Instructions:
1. In the instrument amending Australia's list of threatened ecological communities, in which category is Cumberland Plain Shale Woodlands and Shale-Gravel Transition Forest included?
2. List every dated event in the header of the instrument amending the threatened ecological communities list, giving each event with its date.
3. Write what comes next in the Schedule describing the Cumberland Plain Shale Woodlands and Shale-Gravel Transition Forest, picking up after its last sentence.

-- BEGIN Document excerpt --

Administered by: Environment
Made 17 Nov 2009
Registered 08 Dec 2009
Tabled HR 02 Feb 2010
Tabled Senate 02 Feb 2010
Date of repeal 17 Mar 2015
Repealed by Spent and Redundant Instruments Repeal Regulation 2015 (No. 1)

 

 

Commonwealth of Australia

 

Amendment to the list of threatened ecological communities under section 181 of the Environment Protection and Biodiversity Conservation Act 1999

 

 

I, PETER ROBERT GARRETT, Minister for the Environment, Heritage and the Arts, pursuant to paragraphs 184(1)(a) and (b) of the Environment Protection and Biodiversity Conservation Act 1999, hereby amend the list referred to in section 181 of that Act by:

 

deleting from the list in the endangered category

Cumberland Plain Woodlands; and

including in the list in the critically endangered category

Cumberland Plain Shale Woodlands and Shale-Gravel Transition Forest

as described in the Schedule to this instrument.

                                              

 

 

 

 

Dated this…......Seventeenth..............day of….............November.................2009

 

 

 

 

 

 

 

Peter Robert Garrett

 

Minister for the Environment, Heritage and the Arts

 


SCHEDULE

Cumberland Plain Shale Woodlands and Shale-Gravel Transition Forest

 

The Cumberland Plain Shale Woodlands and Shale-Gravel Transition Forest is an ecological community that is endemic to New South Wales, with occurrences in and around the Cumberland Plain, west of Sydney. Its distribution is limited to the Sydney Basin Bioregion.

-- END Document excerpt --
-- BEGIN Dataset rows --

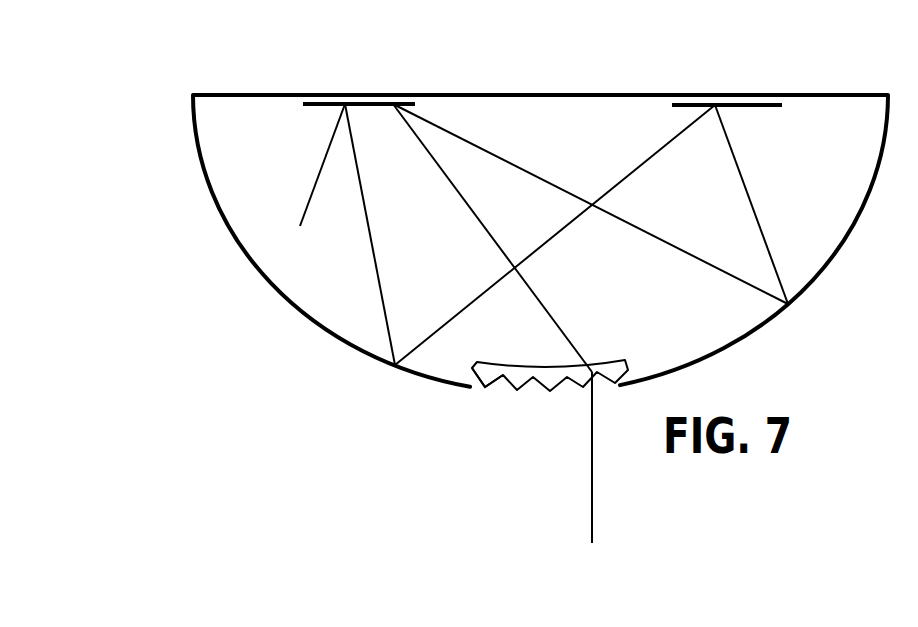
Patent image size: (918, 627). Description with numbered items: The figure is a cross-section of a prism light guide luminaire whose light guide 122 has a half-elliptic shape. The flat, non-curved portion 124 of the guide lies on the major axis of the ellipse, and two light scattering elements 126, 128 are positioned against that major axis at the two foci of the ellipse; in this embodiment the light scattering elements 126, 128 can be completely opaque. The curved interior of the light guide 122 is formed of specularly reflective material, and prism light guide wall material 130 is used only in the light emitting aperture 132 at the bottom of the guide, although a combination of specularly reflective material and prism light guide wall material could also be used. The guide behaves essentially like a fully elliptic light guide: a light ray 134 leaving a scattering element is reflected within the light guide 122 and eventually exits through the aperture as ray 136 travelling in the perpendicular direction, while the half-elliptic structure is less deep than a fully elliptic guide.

The light guide 122 is at (197, 278).
The non-curved portion 124 is at (497, 95).
The light scattering element 126 is at (323, 112).
The light scattering element 128 is at (678, 112).
The prism light guide wall material 130 is at (507, 390).
The light emitting aperture 132 is at (550, 430).
The light ray 134 is at (308, 182).
The ray 136 is at (597, 475).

-- END Dataset rows --

Responses to the tasks:
1. The critically endangered category.

2.
- Made: 17 Nov 2009
- Registered: 08 Dec 2009
- Tabled HR: 02 Feb 2010
- Tabled Senate: 02 Feb 2010
- Date of repeal: 17 Mar 2015

3.
The ecological community mostly occurs on flat to undulating or hilly terrain, generally at elevations up to 350 metres above sea level with some occurrences extending onto locally steep sites and at slightly higher elevations. The ecological community is predominantly associated with clay soils derived from Wianamatta Shale geology with minor occurrences present on other soil groups, which occur on the plains and in the vicinity of shale outcrops. Part of the ecological community also is associated with shale soils with high concentrations of iron-indurated gravel or overlain by Tertiary Alluvium and those sites are marked by the shale-gravel transition forest component of the ecological community.

The Cumberland Plain Shale Woodlands and Shale-Gravel Transition Forest is a type of eucalypt woodland to forest with an understorey (i.e. the ground plus shrub layers) that varies from predominately grassy to predominately shrubby.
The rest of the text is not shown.